Look through the material and tally each line bearing the word "Gallis". Give only the total.

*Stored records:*
******************************

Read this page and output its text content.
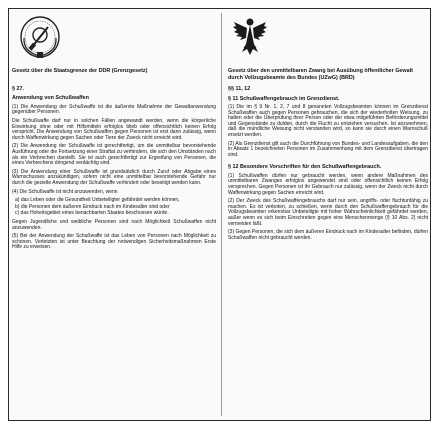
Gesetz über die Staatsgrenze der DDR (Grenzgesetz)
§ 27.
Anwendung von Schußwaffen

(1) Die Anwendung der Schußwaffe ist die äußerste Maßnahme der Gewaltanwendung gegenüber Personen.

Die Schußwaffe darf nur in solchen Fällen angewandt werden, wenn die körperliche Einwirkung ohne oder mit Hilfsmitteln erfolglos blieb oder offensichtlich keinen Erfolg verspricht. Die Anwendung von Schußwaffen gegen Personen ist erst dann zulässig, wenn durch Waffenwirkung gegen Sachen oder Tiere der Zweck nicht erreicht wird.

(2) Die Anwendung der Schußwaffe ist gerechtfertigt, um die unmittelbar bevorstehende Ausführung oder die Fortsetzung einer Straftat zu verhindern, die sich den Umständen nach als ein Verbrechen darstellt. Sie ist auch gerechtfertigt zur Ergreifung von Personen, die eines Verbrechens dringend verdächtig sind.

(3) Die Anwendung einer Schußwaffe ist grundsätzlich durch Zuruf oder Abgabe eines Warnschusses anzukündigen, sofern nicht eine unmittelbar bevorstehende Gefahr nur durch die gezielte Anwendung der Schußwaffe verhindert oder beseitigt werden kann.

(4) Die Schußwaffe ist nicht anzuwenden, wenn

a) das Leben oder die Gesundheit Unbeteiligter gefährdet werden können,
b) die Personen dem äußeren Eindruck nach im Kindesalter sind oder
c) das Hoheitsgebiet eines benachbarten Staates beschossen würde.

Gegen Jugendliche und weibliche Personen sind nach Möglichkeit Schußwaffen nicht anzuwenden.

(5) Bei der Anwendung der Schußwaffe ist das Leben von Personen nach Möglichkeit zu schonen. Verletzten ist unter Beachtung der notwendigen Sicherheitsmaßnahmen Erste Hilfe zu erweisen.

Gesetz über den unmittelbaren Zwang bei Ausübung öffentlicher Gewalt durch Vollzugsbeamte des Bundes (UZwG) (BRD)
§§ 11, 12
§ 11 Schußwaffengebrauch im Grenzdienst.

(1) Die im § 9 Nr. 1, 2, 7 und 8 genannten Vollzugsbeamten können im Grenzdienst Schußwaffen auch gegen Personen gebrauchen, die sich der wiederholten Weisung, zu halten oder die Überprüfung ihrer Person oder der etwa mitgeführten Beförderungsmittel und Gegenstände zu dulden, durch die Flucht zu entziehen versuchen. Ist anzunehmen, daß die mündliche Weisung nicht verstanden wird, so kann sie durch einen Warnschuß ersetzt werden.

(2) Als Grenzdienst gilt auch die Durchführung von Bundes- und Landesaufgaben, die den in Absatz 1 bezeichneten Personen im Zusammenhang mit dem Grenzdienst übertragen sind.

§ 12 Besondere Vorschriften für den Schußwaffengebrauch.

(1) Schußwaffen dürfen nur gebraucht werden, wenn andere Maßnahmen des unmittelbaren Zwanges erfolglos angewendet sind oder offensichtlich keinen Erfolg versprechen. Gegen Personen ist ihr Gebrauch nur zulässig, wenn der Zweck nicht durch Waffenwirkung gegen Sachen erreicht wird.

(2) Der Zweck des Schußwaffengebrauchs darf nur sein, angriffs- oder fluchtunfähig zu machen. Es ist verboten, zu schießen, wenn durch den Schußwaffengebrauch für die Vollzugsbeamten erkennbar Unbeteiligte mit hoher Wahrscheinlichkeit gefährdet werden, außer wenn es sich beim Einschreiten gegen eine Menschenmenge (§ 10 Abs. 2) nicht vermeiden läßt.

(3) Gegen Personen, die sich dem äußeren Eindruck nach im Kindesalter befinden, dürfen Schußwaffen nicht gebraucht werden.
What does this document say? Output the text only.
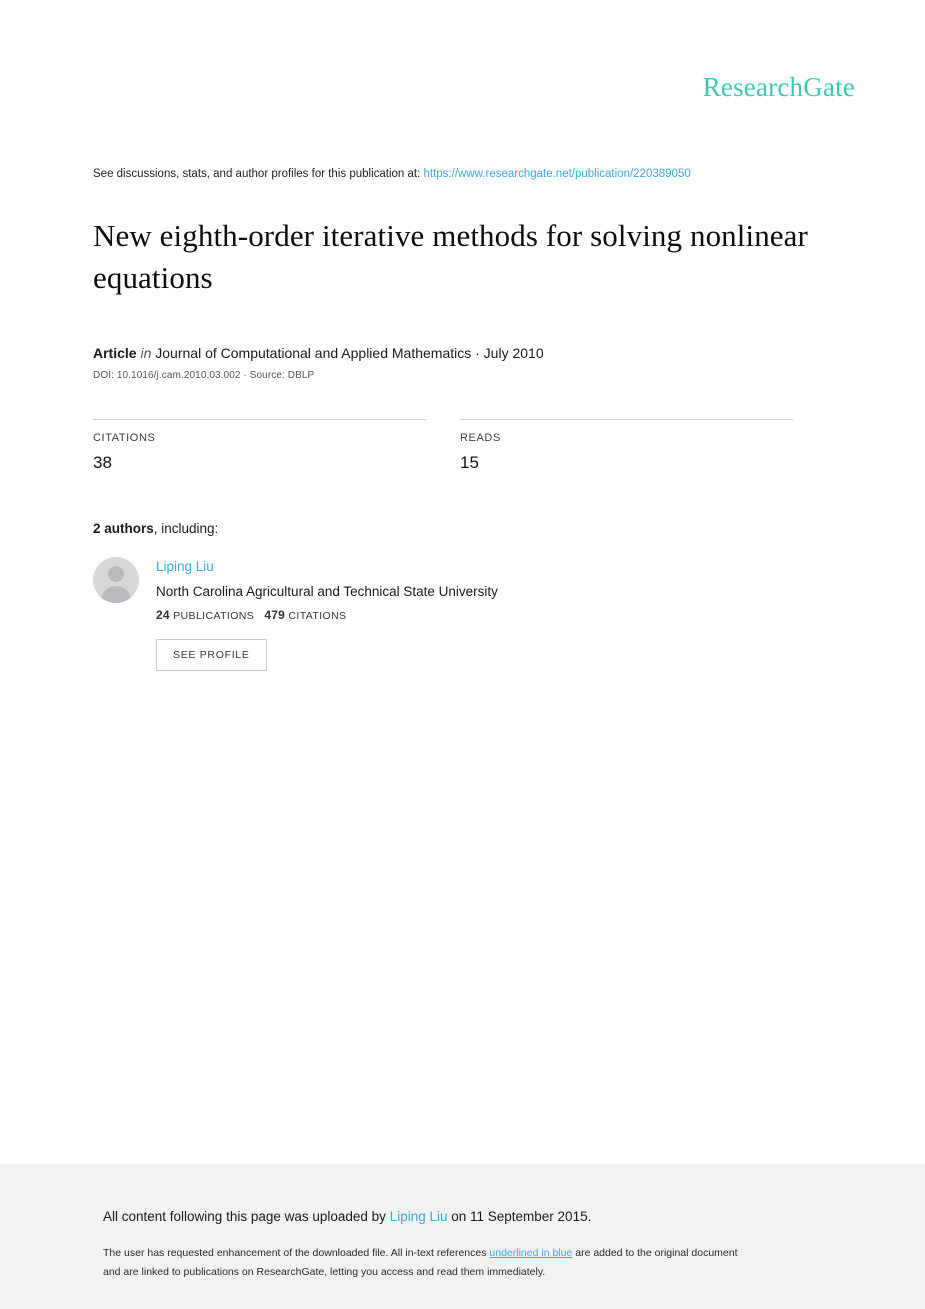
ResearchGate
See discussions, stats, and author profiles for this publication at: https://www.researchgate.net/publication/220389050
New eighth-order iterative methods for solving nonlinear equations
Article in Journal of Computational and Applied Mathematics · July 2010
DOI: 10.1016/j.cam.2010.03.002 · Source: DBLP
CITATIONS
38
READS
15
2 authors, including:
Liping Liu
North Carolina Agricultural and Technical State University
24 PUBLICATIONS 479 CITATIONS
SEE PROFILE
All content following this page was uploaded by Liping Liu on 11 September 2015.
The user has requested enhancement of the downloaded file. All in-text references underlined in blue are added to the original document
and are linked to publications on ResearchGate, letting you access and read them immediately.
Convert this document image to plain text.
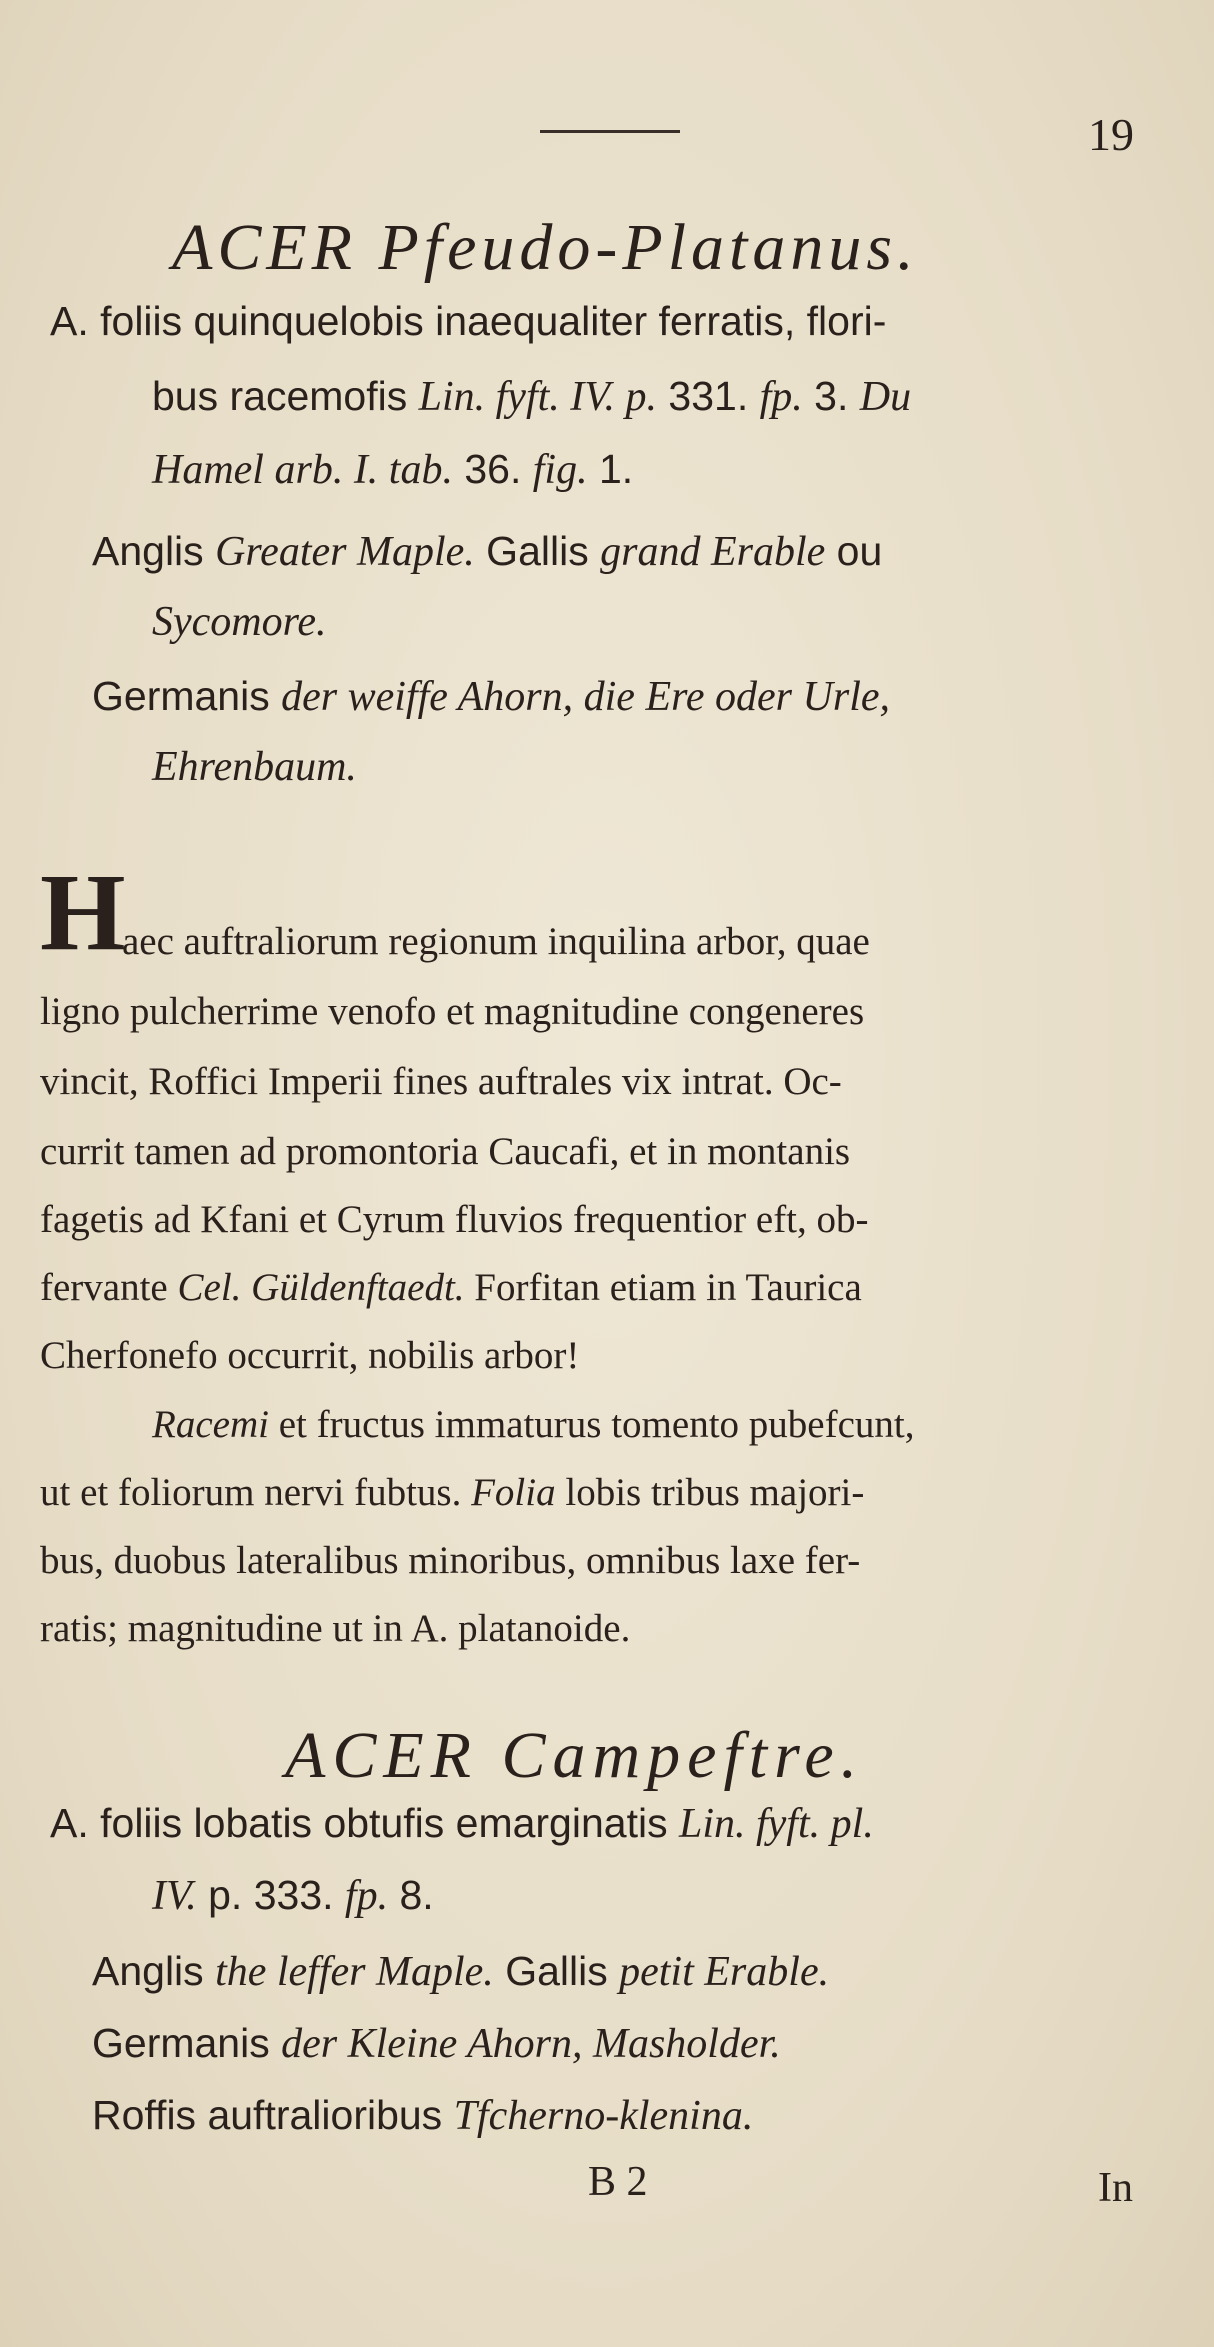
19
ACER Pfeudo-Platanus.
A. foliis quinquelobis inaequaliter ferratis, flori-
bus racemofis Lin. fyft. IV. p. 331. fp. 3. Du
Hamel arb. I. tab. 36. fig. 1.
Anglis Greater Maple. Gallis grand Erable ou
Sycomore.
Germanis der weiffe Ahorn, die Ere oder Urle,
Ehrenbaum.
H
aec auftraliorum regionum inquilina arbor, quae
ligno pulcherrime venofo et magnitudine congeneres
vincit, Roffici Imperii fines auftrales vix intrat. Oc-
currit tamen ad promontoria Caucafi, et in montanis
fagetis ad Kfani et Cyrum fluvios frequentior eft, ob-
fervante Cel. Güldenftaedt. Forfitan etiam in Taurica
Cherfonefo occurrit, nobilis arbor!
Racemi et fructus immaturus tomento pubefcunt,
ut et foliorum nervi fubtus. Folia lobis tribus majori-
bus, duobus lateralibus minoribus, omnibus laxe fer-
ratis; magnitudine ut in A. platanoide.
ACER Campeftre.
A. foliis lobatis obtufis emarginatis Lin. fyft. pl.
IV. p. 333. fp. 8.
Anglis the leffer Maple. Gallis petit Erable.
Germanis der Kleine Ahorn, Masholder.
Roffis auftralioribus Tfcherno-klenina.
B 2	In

******************************

*Answer to the problem:* 2